[INPUT]:
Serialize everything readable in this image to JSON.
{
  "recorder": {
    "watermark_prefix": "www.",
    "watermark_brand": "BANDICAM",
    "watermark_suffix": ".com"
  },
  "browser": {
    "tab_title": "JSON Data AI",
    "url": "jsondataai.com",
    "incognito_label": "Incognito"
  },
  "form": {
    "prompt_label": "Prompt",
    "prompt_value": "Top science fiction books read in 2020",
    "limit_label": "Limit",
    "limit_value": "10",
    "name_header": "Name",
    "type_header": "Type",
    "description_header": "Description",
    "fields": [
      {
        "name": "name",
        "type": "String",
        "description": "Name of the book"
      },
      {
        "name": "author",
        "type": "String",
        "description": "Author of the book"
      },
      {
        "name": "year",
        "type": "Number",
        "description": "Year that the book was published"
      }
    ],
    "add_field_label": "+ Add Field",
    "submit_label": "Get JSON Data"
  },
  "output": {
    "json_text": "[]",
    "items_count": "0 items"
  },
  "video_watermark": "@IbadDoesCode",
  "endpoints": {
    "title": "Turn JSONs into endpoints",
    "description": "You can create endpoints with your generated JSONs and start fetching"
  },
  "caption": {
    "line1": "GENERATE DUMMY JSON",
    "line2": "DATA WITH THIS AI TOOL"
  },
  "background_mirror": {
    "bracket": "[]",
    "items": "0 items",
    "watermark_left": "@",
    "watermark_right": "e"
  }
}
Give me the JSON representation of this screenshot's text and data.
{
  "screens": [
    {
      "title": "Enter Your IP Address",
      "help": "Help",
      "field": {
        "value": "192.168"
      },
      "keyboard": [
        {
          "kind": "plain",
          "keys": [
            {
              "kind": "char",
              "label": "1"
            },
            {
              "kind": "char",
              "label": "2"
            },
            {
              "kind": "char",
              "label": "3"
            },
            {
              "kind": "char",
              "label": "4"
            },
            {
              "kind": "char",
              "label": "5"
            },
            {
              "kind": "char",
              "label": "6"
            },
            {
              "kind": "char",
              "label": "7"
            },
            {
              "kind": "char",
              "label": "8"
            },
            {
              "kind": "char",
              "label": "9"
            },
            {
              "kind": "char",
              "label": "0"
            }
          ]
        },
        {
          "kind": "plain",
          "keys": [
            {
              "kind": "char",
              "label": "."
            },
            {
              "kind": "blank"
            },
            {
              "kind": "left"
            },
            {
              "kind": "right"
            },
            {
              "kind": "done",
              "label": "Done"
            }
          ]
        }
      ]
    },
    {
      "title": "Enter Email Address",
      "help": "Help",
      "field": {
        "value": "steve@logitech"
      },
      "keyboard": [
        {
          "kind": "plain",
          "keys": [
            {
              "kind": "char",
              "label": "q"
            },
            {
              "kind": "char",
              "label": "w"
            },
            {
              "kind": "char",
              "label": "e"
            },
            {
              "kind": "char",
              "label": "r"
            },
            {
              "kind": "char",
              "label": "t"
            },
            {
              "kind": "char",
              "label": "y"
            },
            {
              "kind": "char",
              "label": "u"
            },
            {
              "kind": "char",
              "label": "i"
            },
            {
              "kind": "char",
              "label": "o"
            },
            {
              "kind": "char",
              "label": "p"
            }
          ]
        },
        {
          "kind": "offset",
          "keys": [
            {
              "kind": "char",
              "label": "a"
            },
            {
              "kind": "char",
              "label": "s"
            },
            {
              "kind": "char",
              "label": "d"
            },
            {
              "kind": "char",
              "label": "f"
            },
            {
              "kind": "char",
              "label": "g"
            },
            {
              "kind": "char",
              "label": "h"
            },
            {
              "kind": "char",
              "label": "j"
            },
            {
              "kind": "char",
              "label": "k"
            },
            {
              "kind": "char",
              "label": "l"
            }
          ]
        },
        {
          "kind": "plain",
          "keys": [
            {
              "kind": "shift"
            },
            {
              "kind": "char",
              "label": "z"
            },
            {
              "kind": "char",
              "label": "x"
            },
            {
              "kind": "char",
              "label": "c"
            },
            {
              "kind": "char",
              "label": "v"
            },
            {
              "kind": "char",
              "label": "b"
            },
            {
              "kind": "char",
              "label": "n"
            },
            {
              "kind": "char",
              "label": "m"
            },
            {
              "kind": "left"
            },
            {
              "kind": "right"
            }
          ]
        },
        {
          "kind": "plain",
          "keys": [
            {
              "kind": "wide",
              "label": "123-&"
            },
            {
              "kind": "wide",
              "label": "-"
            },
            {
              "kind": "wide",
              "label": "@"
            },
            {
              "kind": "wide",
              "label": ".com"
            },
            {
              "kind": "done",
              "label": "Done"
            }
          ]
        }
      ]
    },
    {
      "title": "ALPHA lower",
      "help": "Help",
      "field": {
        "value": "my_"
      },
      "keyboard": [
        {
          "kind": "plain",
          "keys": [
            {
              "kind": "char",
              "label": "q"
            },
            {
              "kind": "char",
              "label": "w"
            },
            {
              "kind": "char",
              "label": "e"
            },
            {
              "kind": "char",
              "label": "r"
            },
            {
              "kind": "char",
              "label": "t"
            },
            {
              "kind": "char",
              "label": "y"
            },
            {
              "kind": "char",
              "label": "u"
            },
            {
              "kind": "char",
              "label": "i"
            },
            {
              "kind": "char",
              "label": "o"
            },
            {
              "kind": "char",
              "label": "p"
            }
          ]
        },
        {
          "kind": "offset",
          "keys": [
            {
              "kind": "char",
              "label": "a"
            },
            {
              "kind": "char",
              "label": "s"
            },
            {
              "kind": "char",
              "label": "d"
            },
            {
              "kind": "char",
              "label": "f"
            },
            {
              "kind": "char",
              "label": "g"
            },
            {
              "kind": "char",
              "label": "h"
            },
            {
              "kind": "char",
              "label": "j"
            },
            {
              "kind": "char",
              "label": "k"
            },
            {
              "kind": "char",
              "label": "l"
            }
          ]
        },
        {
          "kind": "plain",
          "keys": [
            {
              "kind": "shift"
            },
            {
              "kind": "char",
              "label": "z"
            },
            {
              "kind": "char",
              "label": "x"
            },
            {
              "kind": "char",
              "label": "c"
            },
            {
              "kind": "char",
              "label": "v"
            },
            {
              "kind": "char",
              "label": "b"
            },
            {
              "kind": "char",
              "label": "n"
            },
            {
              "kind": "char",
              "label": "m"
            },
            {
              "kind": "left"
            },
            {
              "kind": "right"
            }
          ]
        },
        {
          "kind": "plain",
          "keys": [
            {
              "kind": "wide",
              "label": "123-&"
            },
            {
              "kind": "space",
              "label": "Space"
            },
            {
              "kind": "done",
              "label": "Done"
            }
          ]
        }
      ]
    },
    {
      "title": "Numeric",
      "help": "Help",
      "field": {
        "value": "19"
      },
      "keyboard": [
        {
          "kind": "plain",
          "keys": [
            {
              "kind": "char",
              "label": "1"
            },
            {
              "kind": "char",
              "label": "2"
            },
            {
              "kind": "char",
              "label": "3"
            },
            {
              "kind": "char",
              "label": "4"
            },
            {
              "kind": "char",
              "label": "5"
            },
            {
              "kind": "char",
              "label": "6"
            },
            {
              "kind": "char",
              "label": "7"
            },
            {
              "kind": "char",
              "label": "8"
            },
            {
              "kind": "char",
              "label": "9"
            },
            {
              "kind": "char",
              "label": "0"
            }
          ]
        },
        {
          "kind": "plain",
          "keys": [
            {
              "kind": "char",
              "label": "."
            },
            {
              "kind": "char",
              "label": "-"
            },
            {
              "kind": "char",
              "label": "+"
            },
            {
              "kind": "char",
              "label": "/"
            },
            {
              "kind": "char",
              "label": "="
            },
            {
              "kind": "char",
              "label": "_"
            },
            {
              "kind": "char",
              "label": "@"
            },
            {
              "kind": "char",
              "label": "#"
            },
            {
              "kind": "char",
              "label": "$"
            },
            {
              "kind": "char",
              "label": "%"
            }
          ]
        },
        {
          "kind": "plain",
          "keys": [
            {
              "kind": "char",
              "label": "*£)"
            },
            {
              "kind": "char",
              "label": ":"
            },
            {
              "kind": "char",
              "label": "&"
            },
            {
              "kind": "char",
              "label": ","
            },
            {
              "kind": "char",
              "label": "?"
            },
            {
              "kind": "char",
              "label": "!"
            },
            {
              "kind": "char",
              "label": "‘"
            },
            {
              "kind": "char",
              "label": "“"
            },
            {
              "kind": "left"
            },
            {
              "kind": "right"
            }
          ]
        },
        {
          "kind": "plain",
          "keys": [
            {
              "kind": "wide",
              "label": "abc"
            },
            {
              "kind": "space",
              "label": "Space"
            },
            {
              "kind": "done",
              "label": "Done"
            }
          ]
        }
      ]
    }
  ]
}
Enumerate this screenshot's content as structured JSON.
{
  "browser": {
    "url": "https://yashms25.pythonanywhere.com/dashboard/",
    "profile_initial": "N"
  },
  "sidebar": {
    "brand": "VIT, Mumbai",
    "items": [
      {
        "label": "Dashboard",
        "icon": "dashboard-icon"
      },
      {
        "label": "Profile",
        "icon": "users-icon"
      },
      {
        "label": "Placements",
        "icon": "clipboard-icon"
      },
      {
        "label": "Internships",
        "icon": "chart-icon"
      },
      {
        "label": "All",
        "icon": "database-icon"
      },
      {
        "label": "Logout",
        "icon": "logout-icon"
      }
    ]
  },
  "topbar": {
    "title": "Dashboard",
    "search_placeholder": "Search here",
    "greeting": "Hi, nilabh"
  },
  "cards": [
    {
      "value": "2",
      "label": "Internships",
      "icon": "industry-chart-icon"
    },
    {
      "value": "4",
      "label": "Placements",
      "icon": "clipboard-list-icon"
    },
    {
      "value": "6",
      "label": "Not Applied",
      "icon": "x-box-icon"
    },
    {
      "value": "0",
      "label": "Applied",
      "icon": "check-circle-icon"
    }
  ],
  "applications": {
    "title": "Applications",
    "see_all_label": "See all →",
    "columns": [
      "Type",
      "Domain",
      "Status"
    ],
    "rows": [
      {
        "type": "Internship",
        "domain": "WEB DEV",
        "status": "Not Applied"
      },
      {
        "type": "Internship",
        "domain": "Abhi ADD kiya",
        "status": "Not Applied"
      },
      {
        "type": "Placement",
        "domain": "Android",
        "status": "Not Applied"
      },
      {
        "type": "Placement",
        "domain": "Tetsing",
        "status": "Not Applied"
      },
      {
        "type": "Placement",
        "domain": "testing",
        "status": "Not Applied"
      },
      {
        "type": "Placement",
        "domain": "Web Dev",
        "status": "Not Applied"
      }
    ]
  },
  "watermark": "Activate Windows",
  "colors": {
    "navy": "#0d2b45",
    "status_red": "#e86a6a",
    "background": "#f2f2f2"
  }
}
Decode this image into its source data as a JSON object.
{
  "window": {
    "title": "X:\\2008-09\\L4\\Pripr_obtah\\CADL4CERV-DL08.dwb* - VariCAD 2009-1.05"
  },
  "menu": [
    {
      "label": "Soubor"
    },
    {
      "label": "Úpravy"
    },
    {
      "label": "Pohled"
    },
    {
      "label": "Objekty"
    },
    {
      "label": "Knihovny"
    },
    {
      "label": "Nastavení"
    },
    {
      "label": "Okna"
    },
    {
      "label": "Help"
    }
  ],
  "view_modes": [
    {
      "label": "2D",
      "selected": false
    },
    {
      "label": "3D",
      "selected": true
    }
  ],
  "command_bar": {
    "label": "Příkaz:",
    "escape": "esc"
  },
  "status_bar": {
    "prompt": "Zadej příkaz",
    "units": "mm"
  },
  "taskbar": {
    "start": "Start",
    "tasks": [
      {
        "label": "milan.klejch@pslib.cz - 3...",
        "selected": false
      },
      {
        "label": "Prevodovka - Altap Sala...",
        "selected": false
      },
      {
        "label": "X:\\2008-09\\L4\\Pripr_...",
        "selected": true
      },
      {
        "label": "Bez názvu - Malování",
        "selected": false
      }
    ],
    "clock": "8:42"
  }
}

[WHAT YOU ARE ASKED TO DO]:
How many lines in these entries contain the string "screenshot"? State the number and nothing more.

[ANSWER TO THE TASK]:
2